Take down each entry exactly as written.

### Source records
========

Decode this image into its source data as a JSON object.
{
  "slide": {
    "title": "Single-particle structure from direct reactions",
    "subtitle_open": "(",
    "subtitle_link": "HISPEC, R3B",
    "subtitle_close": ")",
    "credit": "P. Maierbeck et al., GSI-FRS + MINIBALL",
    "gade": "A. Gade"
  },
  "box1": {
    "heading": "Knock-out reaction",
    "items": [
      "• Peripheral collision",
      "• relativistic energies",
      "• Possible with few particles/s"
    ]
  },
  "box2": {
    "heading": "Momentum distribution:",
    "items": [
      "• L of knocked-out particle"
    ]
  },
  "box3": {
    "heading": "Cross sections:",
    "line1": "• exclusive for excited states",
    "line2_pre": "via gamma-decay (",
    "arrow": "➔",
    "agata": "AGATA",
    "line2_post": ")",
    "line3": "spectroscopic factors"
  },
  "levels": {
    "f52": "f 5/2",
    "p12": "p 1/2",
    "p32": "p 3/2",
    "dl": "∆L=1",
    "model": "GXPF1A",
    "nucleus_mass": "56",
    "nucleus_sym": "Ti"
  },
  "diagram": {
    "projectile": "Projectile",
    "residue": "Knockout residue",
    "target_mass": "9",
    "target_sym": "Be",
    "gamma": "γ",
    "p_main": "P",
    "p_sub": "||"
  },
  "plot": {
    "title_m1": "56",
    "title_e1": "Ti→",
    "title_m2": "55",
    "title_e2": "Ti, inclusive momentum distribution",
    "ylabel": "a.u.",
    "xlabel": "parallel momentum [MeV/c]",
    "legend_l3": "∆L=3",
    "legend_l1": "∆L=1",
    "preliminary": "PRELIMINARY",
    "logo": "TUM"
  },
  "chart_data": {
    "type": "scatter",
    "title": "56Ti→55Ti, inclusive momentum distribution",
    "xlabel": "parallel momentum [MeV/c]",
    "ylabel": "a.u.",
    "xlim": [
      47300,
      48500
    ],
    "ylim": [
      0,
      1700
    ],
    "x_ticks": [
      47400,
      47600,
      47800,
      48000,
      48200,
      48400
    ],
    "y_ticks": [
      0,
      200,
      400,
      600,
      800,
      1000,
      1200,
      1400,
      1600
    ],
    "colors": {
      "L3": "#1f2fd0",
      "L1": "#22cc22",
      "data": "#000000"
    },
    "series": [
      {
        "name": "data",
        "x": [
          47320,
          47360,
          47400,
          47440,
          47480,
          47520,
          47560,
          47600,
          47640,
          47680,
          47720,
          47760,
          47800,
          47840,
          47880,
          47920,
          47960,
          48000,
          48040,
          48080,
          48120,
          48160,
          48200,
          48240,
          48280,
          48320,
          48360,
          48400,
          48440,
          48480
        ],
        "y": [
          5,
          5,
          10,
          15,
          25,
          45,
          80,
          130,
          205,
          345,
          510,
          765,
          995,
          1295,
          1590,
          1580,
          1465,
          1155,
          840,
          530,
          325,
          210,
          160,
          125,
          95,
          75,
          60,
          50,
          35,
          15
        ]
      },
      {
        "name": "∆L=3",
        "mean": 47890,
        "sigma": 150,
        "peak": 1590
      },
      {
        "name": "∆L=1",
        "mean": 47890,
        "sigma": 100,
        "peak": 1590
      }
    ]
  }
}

========

### The solution
Decode this image into its source data as a JSON object.
{
  "slide": {
    "title": "Single-particle structure from direct reactions",
    "subtitle_open": "(",
    "subtitle_link": "HISPEC, R3B",
    "subtitle_close": ")",
    "credit": "P. Maierbeck et al., GSI-FRS + MINIBALL",
    "gade": "A. Gade"
  },
  "box1": {
    "heading": "Knock-out reaction",
    "items": [
      "• Peripheral collision",
      "• relativistic energies",
      "• Possible with few particles/s"
    ]
  },
  "box2": {
    "heading": "Momentum distribution:",
    "items": [
      "• L of knocked-out particle"
    ]
  },
  "box3": {
    "heading": "Cross sections:",
    "line1": "• exclusive for excited states",
    "line2_pre": "via gamma-decay (",
    "arrow": "➔",
    "agata": "AGATA",
    "line2_post": ")",
    "line3": "spectroscopic factors"
  },
  "levels": {
    "f52": "f 5/2",
    "p12": "p 1/2",
    "p32": "p 3/2",
    "dl": "∆L=1",
    "model": "GXPF1A",
    "nucleus_mass": "56",
    "nucleus_sym": "Ti"
  },
  "diagram": {
    "projectile": "Projectile",
    "residue": "Knockout residue",
    "target_mass": "9",
    "target_sym": "Be",
    "gamma": "γ",
    "p_main": "P",
    "p_sub": "||"
  },
  "plot": {
    "title_m1": "56",
    "title_e1": "Ti→",
    "title_m2": "55",
    "title_e2": "Ti, inclusive momentum distribution",
    "ylabel": "a.u.",
    "xlabel": "parallel momentum [MeV/c]",
    "legend_l3": "∆L=3",
    "legend_l1": "∆L=1",
    "preliminary": "PRELIMINARY",
    "logo": "TUM"
  },
  "chart_data": {
    "type": "scatter",
    "title": "56Ti→55Ti, inclusive momentum distribution",
    "xlabel": "parallel momentum [MeV/c]",
    "ylabel": "a.u.",
    "xlim": [
      47300,
      48500
    ],
    "ylim": [
      0,
      1700
    ],
    "x_ticks": [
      47400,
      47600,
      47800,
      48000,
      48200,
      48400
    ],
    "y_ticks": [
      0,
      200,
      400,
      600,
      800,
      1000,
      1200,
      1400,
      1600
    ],
    "colors": {
      "L3": "#1f2fd0",
      "L1": "#22cc22",
      "data": "#000000"
    },
    "series": [
      {
        "name": "data",
        "x": [
          47320,
          47360,
          47400,
          47440,
          47480,
          47520,
          47560,
          47600,
          47640,
          47680,
          47720,
          47760,
          47800,
          47840,
          47880,
          47920,
          47960,
          48000,
          48040,
          48080,
          48120,
          48160,
          48200,
          48240,
          48280,
          48320,
          48360,
          48400,
          48440,
          48480
        ],
        "y": [
          5,
          5,
          10,
          15,
          25,
          45,
          80,
          130,
          205,
          345,
          510,
          765,
          995,
          1295,
          1590,
          1580,
          1465,
          1155,
          840,
          530,
          325,
          210,
          160,
          125,
          95,
          75,
          60,
          50,
          35,
          15
        ]
      },
      {
        "name": "∆L=3",
        "mean": 47890,
        "sigma": 150,
        "peak": 1590
      },
      {
        "name": "∆L=1",
        "mean": 47890,
        "sigma": 100,
        "peak": 1590
      }
    ]
  }
}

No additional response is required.